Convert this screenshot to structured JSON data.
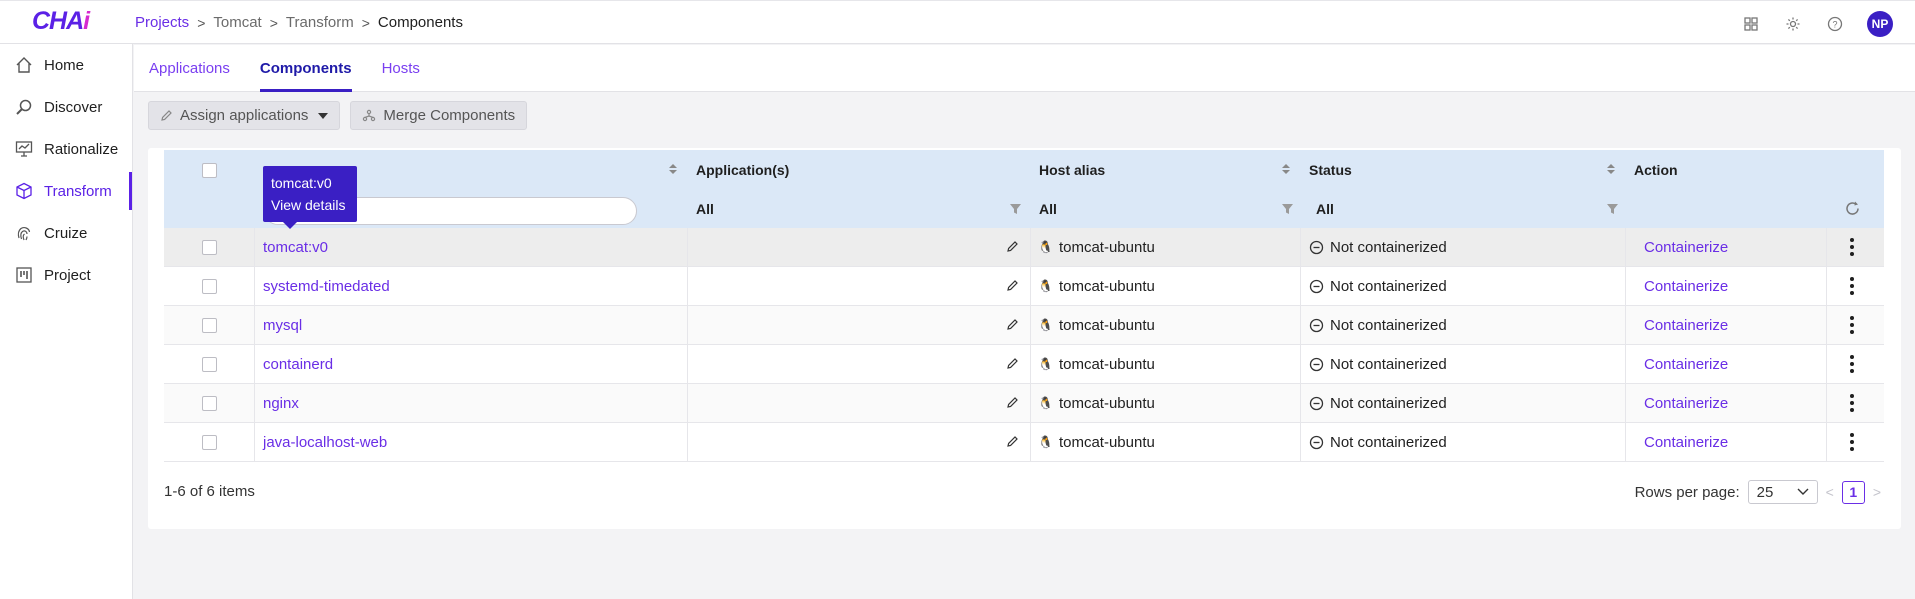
{
  "app": {
    "logo": "CHA",
    "logo_accent": "i"
  },
  "breadcrumb": [
    "Projects",
    "Tomcat",
    "Transform",
    "Components"
  ],
  "header_avatar": "NP",
  "sidebar": {
    "items": [
      {
        "label": "Home",
        "icon": "home-icon"
      },
      {
        "label": "Discover",
        "icon": "magnifier-icon"
      },
      {
        "label": "Rationalize",
        "icon": "presentation-chart-icon"
      },
      {
        "label": "Transform",
        "icon": "cube-icon"
      },
      {
        "label": "Cruize",
        "icon": "fingerprint-icon"
      },
      {
        "label": "Project",
        "icon": "kanban-icon"
      }
    ],
    "active": "Transform"
  },
  "tabs": [
    {
      "label": "Applications"
    },
    {
      "label": "Components"
    },
    {
      "label": "Hosts"
    }
  ],
  "toolbar": {
    "assign_label": "Assign applications",
    "merge_label": "Merge Components"
  },
  "table": {
    "headers": {
      "applications": "Application(s)",
      "host_alias": "Host alias",
      "status": "Status",
      "action": "Action"
    },
    "filters": {
      "applications": "All",
      "host_alias": "All",
      "status": "All"
    },
    "rows": [
      {
        "component": "tomcat:v0",
        "host": "tomcat-ubuntu",
        "status": "Not containerized",
        "action": "Containerize"
      },
      {
        "component": "systemd-timedated",
        "host": "tomcat-ubuntu",
        "status": "Not containerized",
        "action": "Containerize"
      },
      {
        "component": "mysql",
        "host": "tomcat-ubuntu",
        "status": "Not containerized",
        "action": "Containerize"
      },
      {
        "component": "containerd",
        "host": "tomcat-ubuntu",
        "status": "Not containerized",
        "action": "Containerize"
      },
      {
        "component": "nginx",
        "host": "tomcat-ubuntu",
        "status": "Not containerized",
        "action": "Containerize"
      },
      {
        "component": "java-localhost-web",
        "host": "tomcat-ubuntu",
        "status": "Not containerized",
        "action": "Containerize"
      }
    ]
  },
  "tooltip": {
    "title": "tomcat:v0",
    "action": "View details"
  },
  "footer": {
    "count": "1-6 of 6 items",
    "rows_per_page_label": "Rows per page:",
    "rows_per_page_value": "25",
    "current_page": "1"
  }
}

REQUEST
Locate each line with the word "icon" and copy it.

ANSWER TO THE TASK
        "icon": "home-icon"
        "icon": "magnifier-icon"
        "icon": "presentation-chart-icon"
        "icon": "cube-icon"
        "icon": "fingerprint-icon"
        "icon": "kanban-icon"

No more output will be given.